• DIRECTIONS FOR THIS TASK:
Can you find the lines of the listing that include "сравнении" and copy every one?
"""
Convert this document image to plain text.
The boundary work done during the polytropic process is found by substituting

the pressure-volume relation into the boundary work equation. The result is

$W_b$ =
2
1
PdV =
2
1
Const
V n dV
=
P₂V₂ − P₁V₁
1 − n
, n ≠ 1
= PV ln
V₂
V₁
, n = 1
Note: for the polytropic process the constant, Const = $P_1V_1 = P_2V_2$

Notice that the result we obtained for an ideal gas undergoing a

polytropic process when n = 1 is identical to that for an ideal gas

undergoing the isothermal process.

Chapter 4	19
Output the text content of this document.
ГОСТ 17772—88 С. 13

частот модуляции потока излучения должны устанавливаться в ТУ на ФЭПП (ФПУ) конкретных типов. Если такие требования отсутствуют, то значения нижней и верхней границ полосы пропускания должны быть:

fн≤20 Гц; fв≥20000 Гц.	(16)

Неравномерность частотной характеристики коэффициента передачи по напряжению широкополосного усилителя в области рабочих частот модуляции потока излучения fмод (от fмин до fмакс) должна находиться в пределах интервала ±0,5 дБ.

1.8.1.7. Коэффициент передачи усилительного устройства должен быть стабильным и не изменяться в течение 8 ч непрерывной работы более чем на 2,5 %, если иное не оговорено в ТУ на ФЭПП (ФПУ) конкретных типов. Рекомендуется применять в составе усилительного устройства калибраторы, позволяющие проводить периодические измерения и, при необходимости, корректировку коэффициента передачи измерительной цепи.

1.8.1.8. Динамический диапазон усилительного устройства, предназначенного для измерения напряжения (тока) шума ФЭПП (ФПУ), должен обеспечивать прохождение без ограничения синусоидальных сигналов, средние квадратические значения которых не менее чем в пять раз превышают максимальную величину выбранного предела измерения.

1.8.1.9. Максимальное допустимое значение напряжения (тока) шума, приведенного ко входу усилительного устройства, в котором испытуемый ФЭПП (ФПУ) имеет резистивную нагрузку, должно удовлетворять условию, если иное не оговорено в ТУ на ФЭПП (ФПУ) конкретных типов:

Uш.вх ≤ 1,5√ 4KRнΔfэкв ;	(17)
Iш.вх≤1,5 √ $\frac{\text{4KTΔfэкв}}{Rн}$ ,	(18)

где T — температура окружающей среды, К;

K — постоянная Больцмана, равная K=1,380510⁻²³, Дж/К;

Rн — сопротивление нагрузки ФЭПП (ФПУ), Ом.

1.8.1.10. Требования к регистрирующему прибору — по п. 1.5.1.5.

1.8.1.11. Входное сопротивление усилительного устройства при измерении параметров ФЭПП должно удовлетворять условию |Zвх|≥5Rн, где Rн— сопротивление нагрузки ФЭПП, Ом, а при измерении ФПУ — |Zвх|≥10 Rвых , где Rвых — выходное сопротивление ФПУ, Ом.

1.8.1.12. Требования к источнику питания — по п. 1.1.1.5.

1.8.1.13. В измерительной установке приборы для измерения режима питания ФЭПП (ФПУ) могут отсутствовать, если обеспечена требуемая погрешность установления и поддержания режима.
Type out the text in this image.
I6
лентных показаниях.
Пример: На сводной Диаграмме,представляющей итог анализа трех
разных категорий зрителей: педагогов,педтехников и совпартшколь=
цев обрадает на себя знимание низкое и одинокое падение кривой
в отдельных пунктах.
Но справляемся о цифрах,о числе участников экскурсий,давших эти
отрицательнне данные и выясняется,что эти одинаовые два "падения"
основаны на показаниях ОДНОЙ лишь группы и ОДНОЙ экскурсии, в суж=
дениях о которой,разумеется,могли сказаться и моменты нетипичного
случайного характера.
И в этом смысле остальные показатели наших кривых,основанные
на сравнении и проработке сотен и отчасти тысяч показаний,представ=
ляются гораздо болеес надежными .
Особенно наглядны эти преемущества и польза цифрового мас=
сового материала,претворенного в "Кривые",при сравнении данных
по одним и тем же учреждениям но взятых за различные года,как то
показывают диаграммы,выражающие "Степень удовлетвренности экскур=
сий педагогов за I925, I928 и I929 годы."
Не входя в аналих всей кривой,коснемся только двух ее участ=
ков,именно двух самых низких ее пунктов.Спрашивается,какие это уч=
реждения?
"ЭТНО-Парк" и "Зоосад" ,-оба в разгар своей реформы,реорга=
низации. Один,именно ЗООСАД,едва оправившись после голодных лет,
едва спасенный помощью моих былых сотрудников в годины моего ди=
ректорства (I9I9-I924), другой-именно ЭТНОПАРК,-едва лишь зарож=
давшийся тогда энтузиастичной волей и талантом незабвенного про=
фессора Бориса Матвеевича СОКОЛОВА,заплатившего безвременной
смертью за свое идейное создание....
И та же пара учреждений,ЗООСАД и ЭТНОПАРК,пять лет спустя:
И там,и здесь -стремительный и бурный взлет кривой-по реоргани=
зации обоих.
"""
• TASK RESPONSE:
на сравнении и проработке сотен и отчасти тысяч показаний,представ=
сового материала,претворенного в "Кривые",при сравнении данных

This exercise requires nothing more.